** What the exercise asks **
List each line of the data in which the string "Country" appears.

** Material shown **

-*-

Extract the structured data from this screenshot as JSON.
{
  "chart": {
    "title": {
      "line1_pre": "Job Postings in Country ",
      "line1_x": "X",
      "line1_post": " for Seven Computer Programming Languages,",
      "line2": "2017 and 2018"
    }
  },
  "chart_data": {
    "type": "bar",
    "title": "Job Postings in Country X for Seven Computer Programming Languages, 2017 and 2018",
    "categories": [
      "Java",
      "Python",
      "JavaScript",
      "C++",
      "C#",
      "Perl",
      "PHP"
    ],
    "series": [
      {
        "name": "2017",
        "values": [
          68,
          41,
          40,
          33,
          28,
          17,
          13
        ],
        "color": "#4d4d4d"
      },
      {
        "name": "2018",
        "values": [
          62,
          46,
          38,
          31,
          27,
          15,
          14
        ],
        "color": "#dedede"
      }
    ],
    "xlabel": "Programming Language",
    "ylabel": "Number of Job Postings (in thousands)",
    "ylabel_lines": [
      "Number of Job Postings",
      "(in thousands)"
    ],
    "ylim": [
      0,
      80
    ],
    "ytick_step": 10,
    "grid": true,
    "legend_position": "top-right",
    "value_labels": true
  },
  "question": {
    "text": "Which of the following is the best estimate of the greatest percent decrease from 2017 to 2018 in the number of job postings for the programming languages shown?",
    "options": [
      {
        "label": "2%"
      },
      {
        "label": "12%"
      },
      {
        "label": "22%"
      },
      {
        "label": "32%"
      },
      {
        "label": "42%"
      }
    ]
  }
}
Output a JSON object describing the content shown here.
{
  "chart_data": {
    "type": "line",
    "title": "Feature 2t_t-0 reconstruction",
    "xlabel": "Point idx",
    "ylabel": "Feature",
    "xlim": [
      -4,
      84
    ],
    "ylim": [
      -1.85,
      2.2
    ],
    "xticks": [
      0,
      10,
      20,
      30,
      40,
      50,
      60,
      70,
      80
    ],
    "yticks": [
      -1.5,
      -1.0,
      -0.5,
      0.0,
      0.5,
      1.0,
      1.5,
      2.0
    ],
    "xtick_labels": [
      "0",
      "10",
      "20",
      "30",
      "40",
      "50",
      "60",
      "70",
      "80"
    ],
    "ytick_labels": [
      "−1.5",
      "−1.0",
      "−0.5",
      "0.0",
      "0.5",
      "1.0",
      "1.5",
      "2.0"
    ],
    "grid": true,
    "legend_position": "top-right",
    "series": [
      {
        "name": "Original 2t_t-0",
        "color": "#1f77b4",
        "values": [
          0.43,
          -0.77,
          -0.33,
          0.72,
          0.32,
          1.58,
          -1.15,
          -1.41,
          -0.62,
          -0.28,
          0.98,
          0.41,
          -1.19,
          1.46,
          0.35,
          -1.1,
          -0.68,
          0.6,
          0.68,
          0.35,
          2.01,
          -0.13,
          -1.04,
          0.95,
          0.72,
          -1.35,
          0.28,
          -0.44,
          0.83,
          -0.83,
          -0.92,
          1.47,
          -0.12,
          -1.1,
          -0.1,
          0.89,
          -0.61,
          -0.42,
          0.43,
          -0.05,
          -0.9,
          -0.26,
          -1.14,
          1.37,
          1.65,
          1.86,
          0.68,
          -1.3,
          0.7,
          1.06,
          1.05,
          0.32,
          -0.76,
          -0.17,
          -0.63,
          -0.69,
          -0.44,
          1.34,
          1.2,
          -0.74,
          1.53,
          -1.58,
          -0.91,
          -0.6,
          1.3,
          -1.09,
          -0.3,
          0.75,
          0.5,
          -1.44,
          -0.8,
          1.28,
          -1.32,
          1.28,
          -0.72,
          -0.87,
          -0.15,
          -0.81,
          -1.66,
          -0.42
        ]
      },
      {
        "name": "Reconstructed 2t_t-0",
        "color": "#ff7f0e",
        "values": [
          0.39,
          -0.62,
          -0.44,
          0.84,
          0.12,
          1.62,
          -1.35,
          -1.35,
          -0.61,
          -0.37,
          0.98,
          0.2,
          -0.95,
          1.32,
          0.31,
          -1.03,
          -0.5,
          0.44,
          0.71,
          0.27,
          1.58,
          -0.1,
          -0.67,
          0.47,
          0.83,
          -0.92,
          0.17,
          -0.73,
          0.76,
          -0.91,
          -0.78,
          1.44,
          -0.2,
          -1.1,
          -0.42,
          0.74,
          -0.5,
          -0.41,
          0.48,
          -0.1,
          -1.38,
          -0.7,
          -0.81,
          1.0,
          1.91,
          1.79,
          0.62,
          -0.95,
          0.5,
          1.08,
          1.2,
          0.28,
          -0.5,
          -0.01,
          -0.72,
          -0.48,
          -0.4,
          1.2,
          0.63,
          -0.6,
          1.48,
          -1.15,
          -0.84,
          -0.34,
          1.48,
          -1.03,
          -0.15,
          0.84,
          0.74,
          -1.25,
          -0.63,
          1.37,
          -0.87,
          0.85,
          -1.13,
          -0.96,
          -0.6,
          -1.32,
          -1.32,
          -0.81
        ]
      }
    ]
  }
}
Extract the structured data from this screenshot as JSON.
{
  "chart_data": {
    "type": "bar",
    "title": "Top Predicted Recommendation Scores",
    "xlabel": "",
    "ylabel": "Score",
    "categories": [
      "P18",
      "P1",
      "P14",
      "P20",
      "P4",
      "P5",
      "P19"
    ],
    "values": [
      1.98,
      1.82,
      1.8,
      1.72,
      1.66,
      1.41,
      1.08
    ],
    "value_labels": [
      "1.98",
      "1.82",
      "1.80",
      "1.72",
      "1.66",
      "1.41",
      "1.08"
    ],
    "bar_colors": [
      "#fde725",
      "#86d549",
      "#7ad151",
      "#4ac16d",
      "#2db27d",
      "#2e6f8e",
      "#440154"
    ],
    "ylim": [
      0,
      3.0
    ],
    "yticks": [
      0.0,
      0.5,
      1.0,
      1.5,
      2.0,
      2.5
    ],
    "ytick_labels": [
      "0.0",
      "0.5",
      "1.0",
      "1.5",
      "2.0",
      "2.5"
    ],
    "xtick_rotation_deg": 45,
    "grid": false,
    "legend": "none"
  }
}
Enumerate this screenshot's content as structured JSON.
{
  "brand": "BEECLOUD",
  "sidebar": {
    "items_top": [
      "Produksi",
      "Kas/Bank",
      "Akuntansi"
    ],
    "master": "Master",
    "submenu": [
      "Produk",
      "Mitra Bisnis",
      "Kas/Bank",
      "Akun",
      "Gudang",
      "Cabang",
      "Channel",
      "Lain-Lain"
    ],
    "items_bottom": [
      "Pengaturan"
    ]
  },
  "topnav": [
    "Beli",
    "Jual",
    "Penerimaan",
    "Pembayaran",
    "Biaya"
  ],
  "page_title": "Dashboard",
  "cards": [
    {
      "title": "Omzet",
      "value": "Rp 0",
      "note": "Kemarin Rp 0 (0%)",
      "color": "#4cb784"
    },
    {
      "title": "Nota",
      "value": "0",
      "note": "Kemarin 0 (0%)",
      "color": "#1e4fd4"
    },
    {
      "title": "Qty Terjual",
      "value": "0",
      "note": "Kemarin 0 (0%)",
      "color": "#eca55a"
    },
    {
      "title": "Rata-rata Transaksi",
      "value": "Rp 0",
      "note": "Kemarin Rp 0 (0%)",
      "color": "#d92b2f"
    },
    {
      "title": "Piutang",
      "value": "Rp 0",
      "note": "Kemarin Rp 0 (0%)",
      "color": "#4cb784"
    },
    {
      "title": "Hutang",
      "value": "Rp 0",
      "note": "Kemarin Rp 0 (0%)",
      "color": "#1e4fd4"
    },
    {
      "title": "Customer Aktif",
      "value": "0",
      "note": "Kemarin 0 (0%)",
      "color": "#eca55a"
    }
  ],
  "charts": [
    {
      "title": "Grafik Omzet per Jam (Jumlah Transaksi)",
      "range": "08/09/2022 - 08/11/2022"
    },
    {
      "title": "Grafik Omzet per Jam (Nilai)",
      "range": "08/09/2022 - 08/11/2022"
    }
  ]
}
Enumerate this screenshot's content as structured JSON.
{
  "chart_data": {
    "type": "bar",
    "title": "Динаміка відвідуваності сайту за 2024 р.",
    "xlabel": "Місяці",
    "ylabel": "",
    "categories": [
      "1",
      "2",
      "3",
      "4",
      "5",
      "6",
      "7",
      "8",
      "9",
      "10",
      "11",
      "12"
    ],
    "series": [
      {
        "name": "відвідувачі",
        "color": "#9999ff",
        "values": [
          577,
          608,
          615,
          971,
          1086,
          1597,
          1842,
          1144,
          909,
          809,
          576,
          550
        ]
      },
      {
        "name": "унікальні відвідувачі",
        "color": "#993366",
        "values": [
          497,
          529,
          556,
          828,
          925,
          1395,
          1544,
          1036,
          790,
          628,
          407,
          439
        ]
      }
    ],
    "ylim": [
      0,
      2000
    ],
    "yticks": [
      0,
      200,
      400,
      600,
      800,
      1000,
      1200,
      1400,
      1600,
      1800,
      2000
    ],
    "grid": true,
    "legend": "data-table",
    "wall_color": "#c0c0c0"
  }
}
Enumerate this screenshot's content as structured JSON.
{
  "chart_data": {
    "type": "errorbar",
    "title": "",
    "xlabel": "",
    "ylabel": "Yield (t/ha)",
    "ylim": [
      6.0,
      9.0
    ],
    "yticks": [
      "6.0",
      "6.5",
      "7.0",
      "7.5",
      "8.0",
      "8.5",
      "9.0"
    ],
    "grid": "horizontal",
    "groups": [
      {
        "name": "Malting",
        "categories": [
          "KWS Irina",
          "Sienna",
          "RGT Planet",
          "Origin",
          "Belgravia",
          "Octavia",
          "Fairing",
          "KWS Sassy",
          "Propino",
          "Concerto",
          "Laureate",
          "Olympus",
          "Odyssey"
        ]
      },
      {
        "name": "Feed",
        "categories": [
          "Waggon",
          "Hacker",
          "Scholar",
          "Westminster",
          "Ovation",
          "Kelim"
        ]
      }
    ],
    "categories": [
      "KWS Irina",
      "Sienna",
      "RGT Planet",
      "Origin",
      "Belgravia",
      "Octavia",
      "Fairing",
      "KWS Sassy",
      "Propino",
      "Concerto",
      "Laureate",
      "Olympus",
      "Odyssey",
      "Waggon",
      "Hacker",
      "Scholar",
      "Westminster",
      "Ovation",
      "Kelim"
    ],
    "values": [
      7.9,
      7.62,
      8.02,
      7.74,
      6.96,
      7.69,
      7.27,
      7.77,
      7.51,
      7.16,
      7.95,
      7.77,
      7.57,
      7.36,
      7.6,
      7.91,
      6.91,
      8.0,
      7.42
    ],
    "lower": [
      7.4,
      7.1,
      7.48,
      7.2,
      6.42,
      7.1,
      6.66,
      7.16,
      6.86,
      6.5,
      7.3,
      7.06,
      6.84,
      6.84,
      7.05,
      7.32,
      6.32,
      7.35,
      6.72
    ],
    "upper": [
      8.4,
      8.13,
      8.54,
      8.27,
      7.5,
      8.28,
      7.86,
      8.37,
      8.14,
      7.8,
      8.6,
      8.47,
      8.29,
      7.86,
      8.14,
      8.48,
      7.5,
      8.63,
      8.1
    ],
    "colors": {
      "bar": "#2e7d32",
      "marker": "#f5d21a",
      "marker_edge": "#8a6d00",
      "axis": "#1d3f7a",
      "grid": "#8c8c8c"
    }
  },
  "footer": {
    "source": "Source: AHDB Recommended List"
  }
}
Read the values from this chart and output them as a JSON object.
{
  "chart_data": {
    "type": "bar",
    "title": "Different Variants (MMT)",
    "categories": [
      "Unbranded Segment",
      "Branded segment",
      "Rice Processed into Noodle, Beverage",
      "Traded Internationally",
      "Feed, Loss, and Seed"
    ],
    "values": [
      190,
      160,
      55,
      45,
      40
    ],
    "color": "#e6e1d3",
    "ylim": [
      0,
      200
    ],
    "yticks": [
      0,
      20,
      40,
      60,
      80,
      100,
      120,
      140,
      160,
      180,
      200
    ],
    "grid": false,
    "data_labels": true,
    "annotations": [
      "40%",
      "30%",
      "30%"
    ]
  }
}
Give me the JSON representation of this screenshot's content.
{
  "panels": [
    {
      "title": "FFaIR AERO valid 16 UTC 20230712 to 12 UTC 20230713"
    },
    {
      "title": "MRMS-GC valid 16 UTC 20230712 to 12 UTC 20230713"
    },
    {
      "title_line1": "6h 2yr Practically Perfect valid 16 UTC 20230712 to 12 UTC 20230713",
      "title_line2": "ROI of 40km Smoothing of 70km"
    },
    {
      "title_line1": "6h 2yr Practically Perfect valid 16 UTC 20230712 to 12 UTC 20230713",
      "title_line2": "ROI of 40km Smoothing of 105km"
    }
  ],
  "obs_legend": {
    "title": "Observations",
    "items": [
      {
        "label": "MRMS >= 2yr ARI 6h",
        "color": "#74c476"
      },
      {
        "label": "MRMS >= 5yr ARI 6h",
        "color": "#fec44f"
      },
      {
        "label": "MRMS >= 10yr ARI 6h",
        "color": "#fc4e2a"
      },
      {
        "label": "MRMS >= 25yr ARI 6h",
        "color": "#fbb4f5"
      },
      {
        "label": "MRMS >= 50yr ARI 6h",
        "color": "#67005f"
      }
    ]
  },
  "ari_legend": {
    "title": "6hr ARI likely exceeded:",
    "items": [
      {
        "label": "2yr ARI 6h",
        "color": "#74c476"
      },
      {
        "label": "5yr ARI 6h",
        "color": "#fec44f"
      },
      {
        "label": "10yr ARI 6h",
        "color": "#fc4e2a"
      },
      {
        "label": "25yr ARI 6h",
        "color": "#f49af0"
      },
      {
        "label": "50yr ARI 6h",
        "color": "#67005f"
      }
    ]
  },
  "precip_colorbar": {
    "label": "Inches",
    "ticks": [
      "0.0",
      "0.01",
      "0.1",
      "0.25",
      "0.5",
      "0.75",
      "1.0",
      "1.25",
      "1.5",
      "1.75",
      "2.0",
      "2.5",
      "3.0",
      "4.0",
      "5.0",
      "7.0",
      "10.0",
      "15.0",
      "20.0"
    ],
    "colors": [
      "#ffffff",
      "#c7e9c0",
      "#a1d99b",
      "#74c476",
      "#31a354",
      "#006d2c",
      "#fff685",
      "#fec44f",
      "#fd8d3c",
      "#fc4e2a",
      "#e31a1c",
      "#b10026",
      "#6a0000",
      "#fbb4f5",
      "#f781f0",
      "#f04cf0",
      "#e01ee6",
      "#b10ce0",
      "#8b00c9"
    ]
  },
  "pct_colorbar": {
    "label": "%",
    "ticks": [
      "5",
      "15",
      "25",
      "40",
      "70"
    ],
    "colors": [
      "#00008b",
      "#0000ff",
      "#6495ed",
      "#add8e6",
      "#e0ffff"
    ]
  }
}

-*-

** Solution to this problem **
      "line1_pre": "Job Postings in Country ",
    "title": "Job Postings in Country X for Seven Computer Programming Languages, 2017 and 2018",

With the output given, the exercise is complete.